[Dataset records]
## Start

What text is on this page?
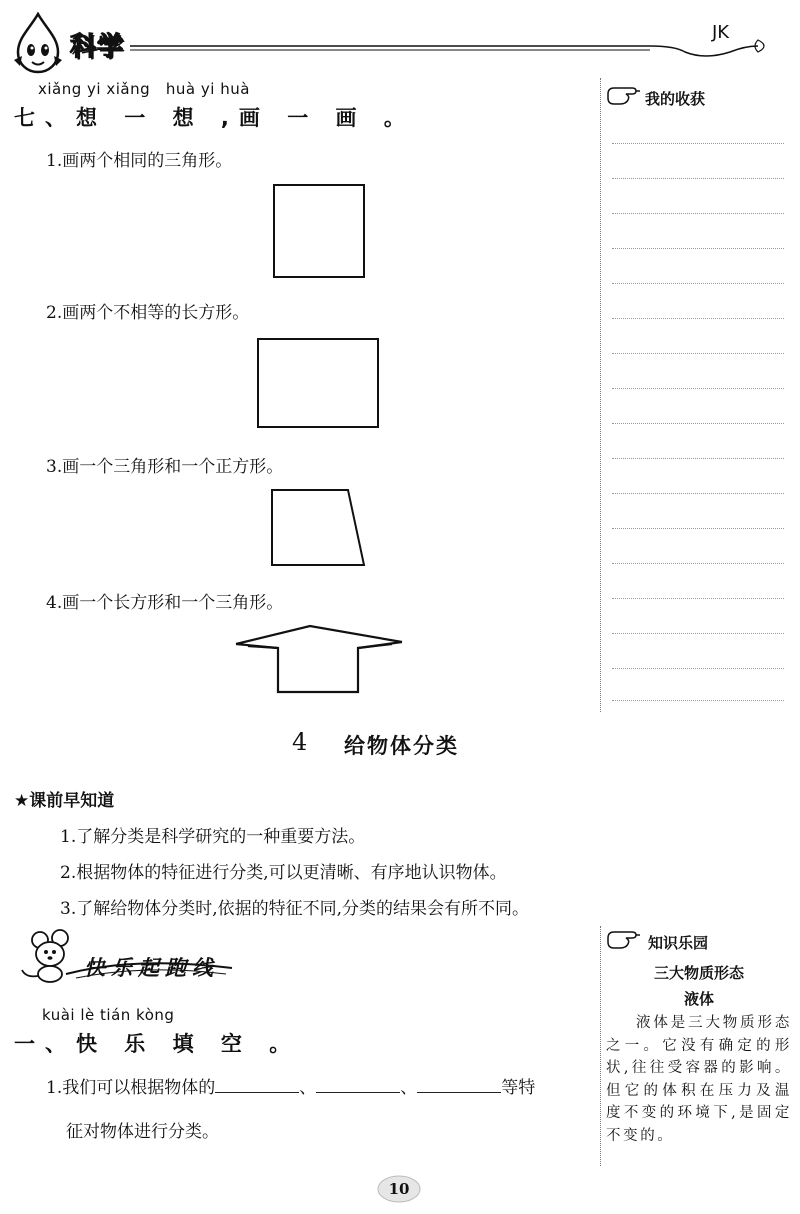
科学	JK
xiǎng yi xiǎng   huà yi huà
七、想 一 想 ,画 一 画 。
1.画两个相同的三角形。
2.画两个不相等的长方形。
3.画一个三角形和一个正方形。
4.画一个长方形和一个三角形。
我的收获
4 给物体分类
★课前早知道
1.了解分类是科学研究的一种重要方法。
2.根据物体的特征进行分类,可以更清晰、有序地认识物体。
3.了解给物体分类时,依据的特征不同,分类的结果会有所不同。
快乐起跑线
kuài lè tián kòng
一、快 乐 填 空 。
1.我们可以根据物体的	、	、	等特
征对物体进行分类。
知识乐园
三大物质形态
液体
液体是三大物质形态之一。它没有确定的形状,往往受容器的影响。但它的体积在压力及温度不变的环境下,是固定不变的。
10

## End

> **INSTRUCTIONS FOR THE TASK**
The listing above needs to be output again exactly. Don't include the pictures.

> **RESULT BELOW**
What text is on this page?
科学	JK
xiǎng yi xiǎng   huà yi huà
七、想 一 想 ,画 一 画 。
1.画两个相同的三角形。
2.画两个不相等的长方形。
3.画一个三角形和一个正方形。
4.画一个长方形和一个三角形。
我的收获
4 给物体分类
★课前早知道
1.了解分类是科学研究的一种重要方法。
2.根据物体的特征进行分类,可以更清晰、有序地认识物体。
3.了解给物体分类时,依据的特征不同,分类的结果会有所不同。
快乐起跑线
kuài lè tián kòng
一、快 乐 填 空 。
1.我们可以根据物体的	、	、	等特
征对物体进行分类。
知识乐园
三大物质形态
液体
液体是三大物质形态之一。它没有确定的形状,往往受容器的影响。但它的体积在压力及温度不变的环境下,是固定不变的。
10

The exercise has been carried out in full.